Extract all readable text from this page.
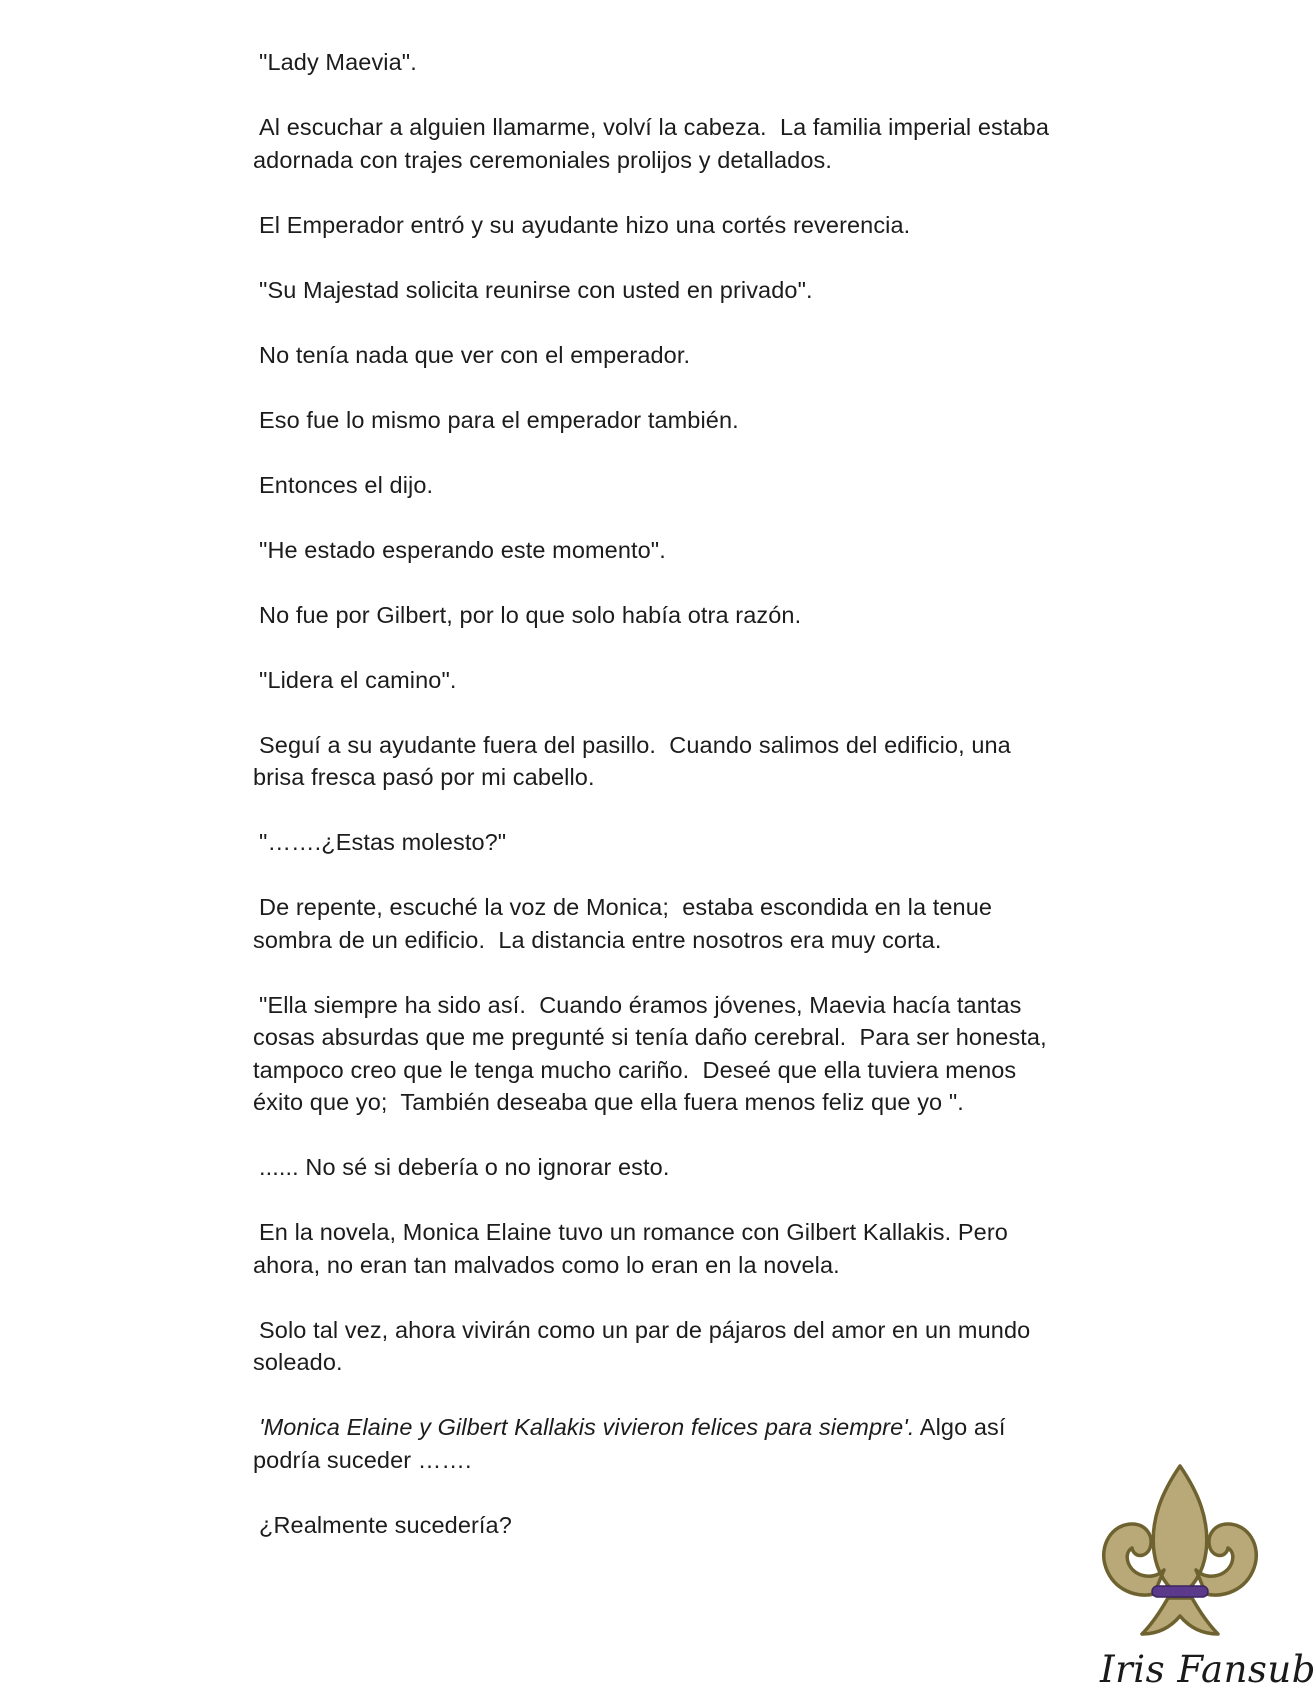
"Lady Maevia".

Al escuchar a alguien llamarme, volví la cabeza.  La familia imperial estaba adornada con trajes ceremoniales prolijos y detallados.

El Emperador entró y su ayudante hizo una cortés reverencia.

"Su Majestad solicita reunirse con usted en privado".

No tenía nada que ver con el emperador.

Eso fue lo mismo para el emperador también.

Entonces el dijo.

"He estado esperando este momento".

No fue por Gilbert, por lo que solo había otra razón.

"Lidera el camino".

Seguí a su ayudante fuera del pasillo.  Cuando salimos del edificio, una brisa fresca pasó por mi cabello.

"…….¿Estas molesto?"

De repente, escuché la voz de Monica;  estaba escondida en la tenue sombra de un edificio.  La distancia entre nosotros era muy corta.

"Ella siempre ha sido así.  Cuando éramos jóvenes, Maevia hacía tantas cosas absurdas que me pregunté si tenía daño cerebral.  Para ser honesta, tampoco creo que le tenga mucho cariño.  Deseé que ella tuviera menos éxito que yo;  También deseaba que ella fuera menos feliz que yo ".

...... No sé si debería o no ignorar esto.

En la novela, Monica Elaine tuvo un romance con Gilbert Kallakis. Pero ahora, no eran tan malvados como lo eran en la novela.

Solo tal vez, ahora vivirán como un par de pájaros del amor en un mundo soleado.

'Monica Elaine y Gilbert Kallakis vivieron felices para siempre'. Algo así podría suceder …….

¿Realmente sucedería?

Iris Fansub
###
Description of the task: Reproduce the entries above exactly. Do not include the images.

Response:
Extract all readable text from this page.
"Lady Maevia".

Al escuchar a alguien llamarme, volví la cabeza.  La familia imperial estaba adornada con trajes ceremoniales prolijos y detallados.

El Emperador entró y su ayudante hizo una cortés reverencia.

"Su Majestad solicita reunirse con usted en privado".

No tenía nada que ver con el emperador.

Eso fue lo mismo para el emperador también.

Entonces el dijo.

"He estado esperando este momento".

No fue por Gilbert, por lo que solo había otra razón.

"Lidera el camino".

Seguí a su ayudante fuera del pasillo.  Cuando salimos del edificio, una brisa fresca pasó por mi cabello.

"…….¿Estas molesto?"

De repente, escuché la voz de Monica;  estaba escondida en la tenue sombra de un edificio.  La distancia entre nosotros era muy corta.

"Ella siempre ha sido así.  Cuando éramos jóvenes, Maevia hacía tantas cosas absurdas que me pregunté si tenía daño cerebral.  Para ser honesta, tampoco creo que le tenga mucho cariño.  Deseé que ella tuviera menos éxito que yo;  También deseaba que ella fuera menos feliz que yo ".

...... No sé si debería o no ignorar esto.

En la novela, Monica Elaine tuvo un romance con Gilbert Kallakis. Pero ahora, no eran tan malvados como lo eran en la novela.

Solo tal vez, ahora vivirán como un par de pájaros del amor en un mundo soleado.

'Monica Elaine y Gilbert Kallakis vivieron felices para siempre'. Algo así podría suceder …….

¿Realmente sucedería?

Iris Fansub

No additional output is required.